-- Written exercise --
Locate the lines where "surplus" occurs and copy them as they stand.

-- Supplied material --
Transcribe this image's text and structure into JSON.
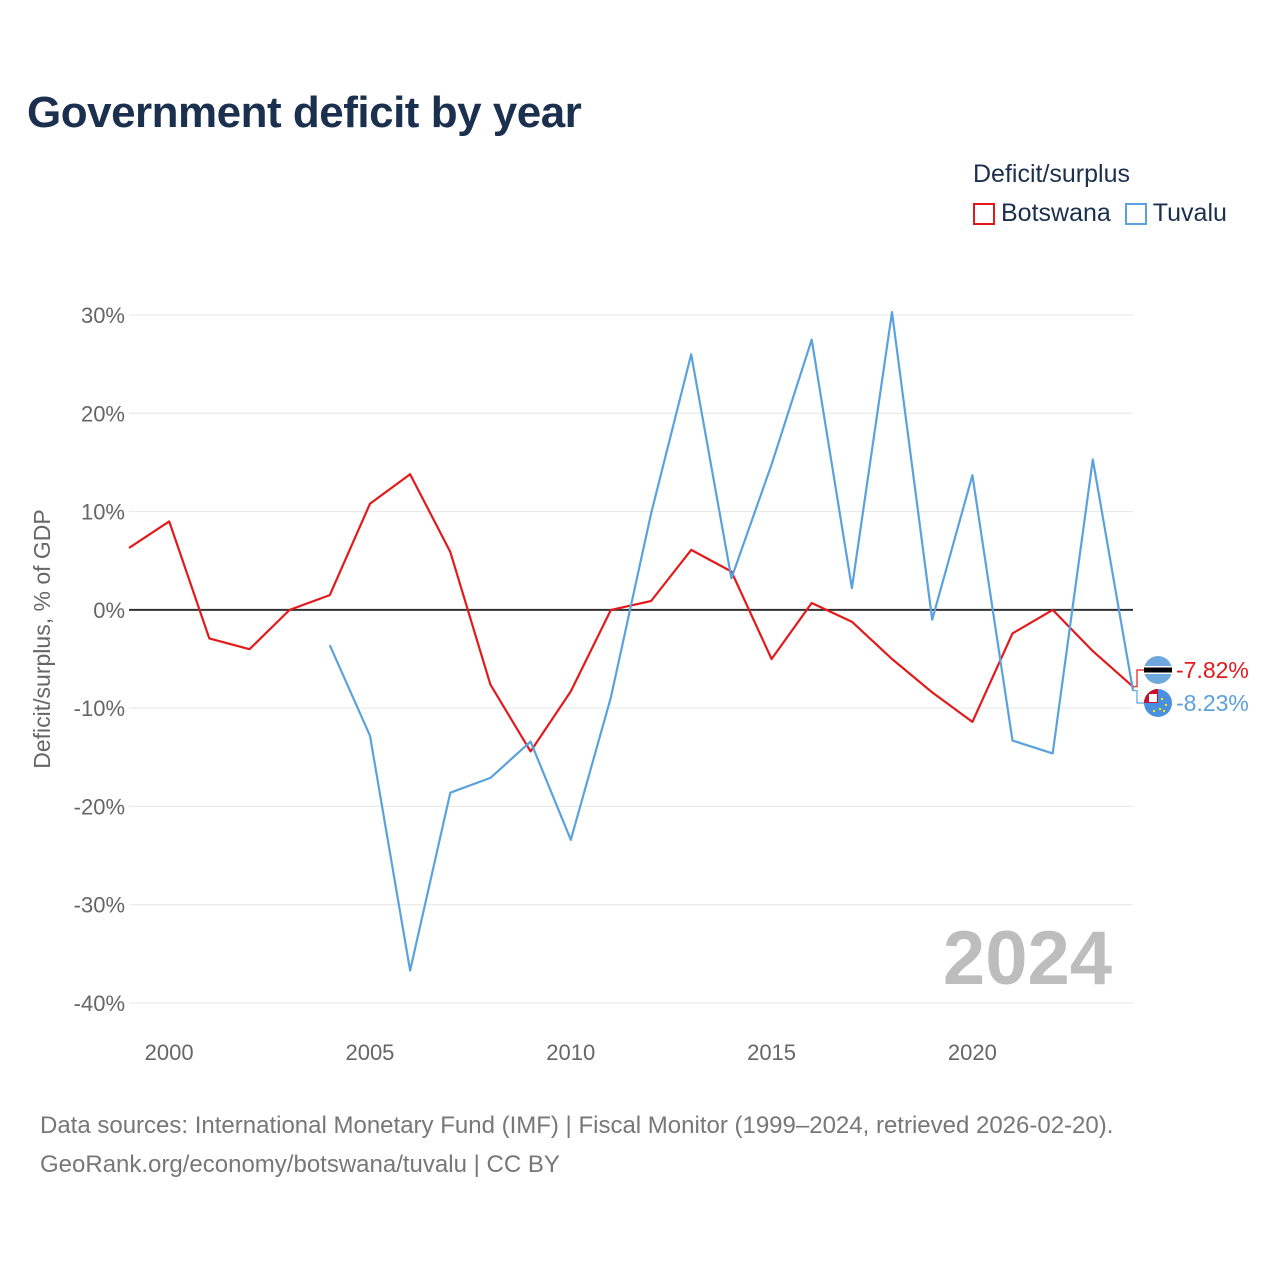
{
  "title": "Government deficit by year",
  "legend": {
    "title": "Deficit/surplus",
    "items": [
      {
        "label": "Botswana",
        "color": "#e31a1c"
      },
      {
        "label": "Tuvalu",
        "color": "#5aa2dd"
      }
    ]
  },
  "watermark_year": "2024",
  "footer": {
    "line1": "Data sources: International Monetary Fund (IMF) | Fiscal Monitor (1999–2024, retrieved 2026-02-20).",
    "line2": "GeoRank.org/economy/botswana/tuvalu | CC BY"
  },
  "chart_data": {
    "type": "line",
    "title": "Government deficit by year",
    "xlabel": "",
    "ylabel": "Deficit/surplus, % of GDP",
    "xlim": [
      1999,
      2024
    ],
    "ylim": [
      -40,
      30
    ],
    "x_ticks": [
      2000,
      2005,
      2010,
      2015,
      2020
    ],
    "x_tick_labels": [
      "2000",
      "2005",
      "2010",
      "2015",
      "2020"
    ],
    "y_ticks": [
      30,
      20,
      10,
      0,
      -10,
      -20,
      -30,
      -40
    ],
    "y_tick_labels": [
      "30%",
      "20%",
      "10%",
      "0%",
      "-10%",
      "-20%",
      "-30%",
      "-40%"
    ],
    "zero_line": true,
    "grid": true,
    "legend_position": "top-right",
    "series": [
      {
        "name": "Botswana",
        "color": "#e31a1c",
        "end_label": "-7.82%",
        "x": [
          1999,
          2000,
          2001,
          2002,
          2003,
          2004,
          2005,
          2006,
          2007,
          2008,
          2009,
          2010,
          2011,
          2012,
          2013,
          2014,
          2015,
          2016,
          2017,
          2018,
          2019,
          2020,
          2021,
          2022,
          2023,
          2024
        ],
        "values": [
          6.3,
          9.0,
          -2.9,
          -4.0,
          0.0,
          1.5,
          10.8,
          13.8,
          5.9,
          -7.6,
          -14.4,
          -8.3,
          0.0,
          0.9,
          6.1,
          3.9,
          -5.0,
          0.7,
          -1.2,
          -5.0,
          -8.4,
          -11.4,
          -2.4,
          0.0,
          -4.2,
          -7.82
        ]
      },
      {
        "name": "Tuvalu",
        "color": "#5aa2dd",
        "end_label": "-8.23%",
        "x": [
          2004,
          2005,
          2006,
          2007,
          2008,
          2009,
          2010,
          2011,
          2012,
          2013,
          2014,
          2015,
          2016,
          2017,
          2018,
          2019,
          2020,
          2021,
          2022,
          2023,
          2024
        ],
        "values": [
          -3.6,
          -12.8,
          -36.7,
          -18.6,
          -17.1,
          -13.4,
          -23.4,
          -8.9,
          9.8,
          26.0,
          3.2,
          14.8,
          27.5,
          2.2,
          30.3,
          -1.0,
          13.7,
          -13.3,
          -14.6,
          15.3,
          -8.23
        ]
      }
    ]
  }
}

* * *

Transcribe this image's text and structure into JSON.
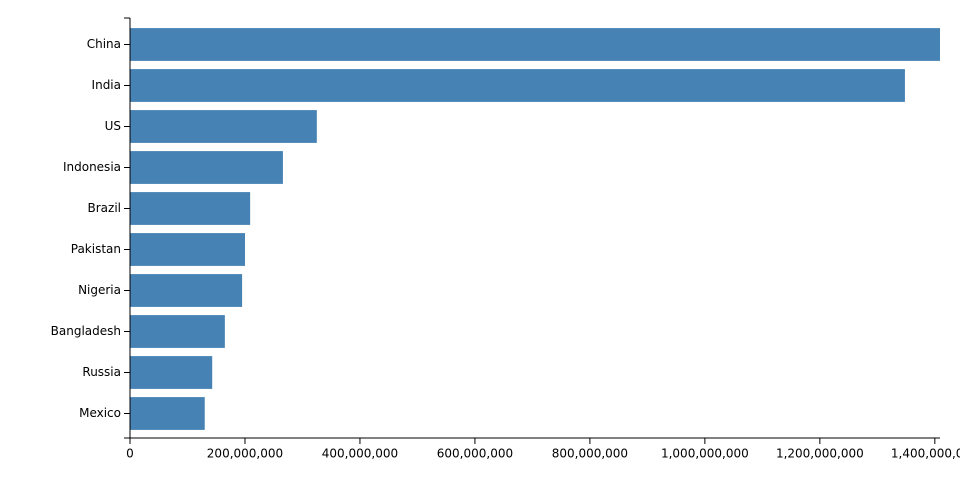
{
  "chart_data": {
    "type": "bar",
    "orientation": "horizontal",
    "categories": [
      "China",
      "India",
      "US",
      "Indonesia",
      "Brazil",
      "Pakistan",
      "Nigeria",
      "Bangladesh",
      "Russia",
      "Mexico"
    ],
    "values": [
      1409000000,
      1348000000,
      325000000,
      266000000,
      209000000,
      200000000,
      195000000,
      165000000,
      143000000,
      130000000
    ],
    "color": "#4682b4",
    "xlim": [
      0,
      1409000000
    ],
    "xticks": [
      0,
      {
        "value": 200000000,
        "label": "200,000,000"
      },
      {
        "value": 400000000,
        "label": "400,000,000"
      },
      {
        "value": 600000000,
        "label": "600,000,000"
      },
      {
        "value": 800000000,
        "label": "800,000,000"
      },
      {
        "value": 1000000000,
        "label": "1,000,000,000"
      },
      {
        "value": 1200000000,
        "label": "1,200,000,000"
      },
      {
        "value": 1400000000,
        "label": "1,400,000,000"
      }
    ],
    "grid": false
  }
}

-- Final result --
    "title": "Deficit/surplus",
    "ylabel": "Deficit/surplus, % of GDP",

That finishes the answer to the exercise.